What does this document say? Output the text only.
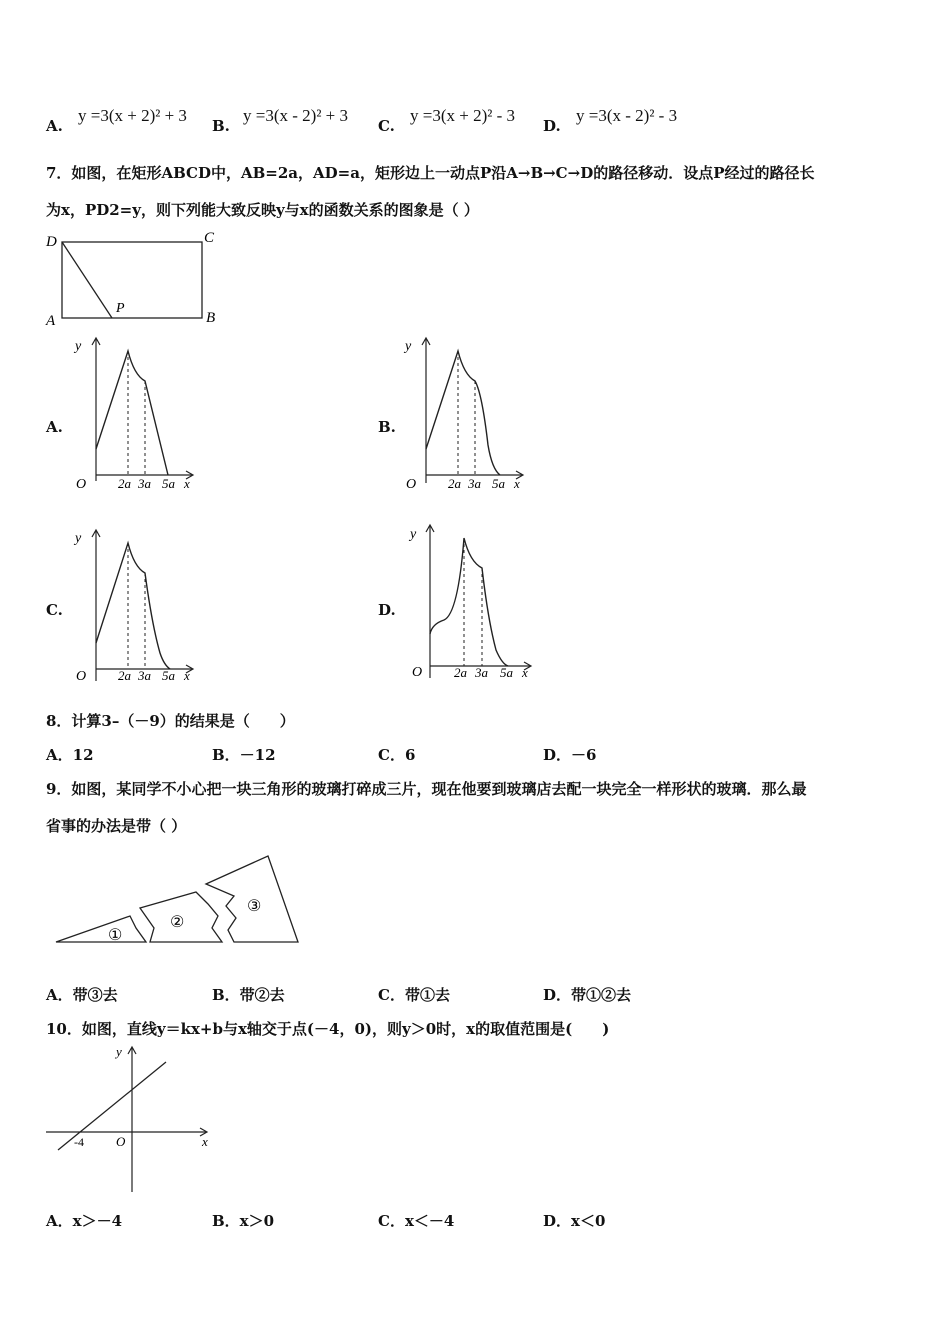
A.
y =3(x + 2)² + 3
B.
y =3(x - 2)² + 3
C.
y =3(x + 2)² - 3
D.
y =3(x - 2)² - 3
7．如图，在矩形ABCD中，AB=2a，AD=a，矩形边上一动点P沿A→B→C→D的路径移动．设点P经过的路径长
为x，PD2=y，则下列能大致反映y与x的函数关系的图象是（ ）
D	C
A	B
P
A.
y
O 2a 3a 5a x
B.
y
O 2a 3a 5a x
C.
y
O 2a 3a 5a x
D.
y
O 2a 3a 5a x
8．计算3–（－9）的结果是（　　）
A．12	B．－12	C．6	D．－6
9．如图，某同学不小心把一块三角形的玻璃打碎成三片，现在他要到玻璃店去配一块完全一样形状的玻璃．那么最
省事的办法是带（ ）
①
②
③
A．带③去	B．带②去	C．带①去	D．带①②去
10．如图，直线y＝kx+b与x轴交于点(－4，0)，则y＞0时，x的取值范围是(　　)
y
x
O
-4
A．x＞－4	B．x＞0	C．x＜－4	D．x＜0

- WRITTEN REQUEST:
Quote the listing above in full, except for the pictures.

- SOLVED EXERCISE:
What does this document say? Output the text only.
A.
y =3(x + 2)² + 3
B.
y =3(x - 2)² + 3
C.
y =3(x + 2)² - 3
D.
y =3(x - 2)² - 3
7．如图，在矩形ABCD中，AB=2a，AD=a，矩形边上一动点P沿A→B→C→D的路径移动．设点P经过的路径长
为x，PD2=y，则下列能大致反映y与x的函数关系的图象是（ ）
D	C
A	B
P
A.
y
O 2a 3a 5a x
B.
y
O 2a 3a 5a x
C.
y
O 2a 3a 5a x
D.
y
O 2a 3a 5a x
8．计算3–（－9）的结果是（　　）
A．12	B．－12	C．6	D．－6
9．如图，某同学不小心把一块三角形的玻璃打碎成三片，现在他要到玻璃店去配一块完全一样形状的玻璃．那么最
省事的办法是带（ ）
①
②
③
A．带③去	B．带②去	C．带①去	D．带①②去
10．如图，直线y＝kx+b与x轴交于点(－4，0)，则y＞0时，x的取值范围是(　　)
y
x
O
-4
A．x＞－4	B．x＞0	C．x＜－4	D．x＜0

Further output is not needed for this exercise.